--- Problem description ---
Print out every record exactly as it appears.

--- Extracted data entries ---
□ □ □ □ □
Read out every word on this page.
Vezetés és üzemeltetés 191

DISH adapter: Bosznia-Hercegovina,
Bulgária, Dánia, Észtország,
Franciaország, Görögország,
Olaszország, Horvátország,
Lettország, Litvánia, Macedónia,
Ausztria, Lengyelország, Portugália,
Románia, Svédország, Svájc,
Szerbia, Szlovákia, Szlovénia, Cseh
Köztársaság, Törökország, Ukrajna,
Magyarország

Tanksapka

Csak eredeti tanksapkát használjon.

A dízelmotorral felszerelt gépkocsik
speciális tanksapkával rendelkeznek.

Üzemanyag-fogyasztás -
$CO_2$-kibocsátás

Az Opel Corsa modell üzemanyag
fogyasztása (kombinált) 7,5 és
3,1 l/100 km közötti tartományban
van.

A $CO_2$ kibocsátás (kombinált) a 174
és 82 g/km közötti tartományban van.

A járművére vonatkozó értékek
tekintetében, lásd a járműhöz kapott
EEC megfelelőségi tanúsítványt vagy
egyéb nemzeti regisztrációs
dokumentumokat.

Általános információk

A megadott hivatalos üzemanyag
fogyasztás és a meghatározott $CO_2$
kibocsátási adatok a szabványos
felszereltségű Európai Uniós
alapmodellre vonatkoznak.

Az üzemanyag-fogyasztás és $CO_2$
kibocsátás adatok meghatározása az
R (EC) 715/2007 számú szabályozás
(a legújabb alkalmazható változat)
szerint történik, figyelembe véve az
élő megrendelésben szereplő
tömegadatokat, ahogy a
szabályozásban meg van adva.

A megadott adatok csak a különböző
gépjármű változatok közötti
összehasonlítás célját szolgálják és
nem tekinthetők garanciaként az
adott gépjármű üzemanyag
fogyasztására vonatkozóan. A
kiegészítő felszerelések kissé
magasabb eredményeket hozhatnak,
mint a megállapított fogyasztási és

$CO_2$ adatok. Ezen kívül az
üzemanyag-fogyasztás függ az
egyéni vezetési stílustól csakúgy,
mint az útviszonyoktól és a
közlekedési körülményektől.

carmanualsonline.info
□ □ □ □ □
--- Written answer ---
Read out every word on this page.
Vezetés és üzemeltetés 191

DISH adapter: Bosznia-Hercegovina,
Bulgária, Dánia, Észtország,
Franciaország, Görögország,
Olaszország, Horvátország,
Lettország, Litvánia, Macedónia,
Ausztria, Lengyelország, Portugália,
Románia, Svédország, Svájc,
Szerbia, Szlovákia, Szlovénia, Cseh
Köztársaság, Törökország, Ukrajna,
Magyarország

Tanksapka

Csak eredeti tanksapkát használjon.

A dízelmotorral felszerelt gépkocsik
speciális tanksapkával rendelkeznek.

Üzemanyag-fogyasztás -
$CO_2$-kibocsátás

Az Opel Corsa modell üzemanyag
fogyasztása (kombinált) 7,5 és
3,1 l/100 km közötti tartományban
van.

A $CO_2$ kibocsátás (kombinált) a 174
és 82 g/km közötti tartományban van.

A járművére vonatkozó értékek
tekintetében, lásd a járműhöz kapott
EEC megfelelőségi tanúsítványt vagy
egyéb nemzeti regisztrációs
dokumentumokat.

Általános információk

A megadott hivatalos üzemanyag
fogyasztás és a meghatározott $CO_2$
kibocsátási adatok a szabványos
felszereltségű Európai Uniós
alapmodellre vonatkoznak.

Az üzemanyag-fogyasztás és $CO_2$
kibocsátás adatok meghatározása az
R (EC) 715/2007 számú szabályozás
(a legújabb alkalmazható változat)
szerint történik, figyelembe véve az
élő megrendelésben szereplő
tömegadatokat, ahogy a
szabályozásban meg van adva.

A megadott adatok csak a különböző
gépjármű változatok közötti
összehasonlítás célját szolgálják és
nem tekinthetők garanciaként az
adott gépjármű üzemanyag
fogyasztására vonatkozóan. A
kiegészítő felszerelések kissé
magasabb eredményeket hozhatnak,
mint a megállapított fogyasztási és

$CO_2$ adatok. Ezen kívül az
üzemanyag-fogyasztás függ az
egyéni vezetési stílustól csakúgy,
mint az útviszonyoktól és a
közlekedési körülményektől.

carmanualsonline.info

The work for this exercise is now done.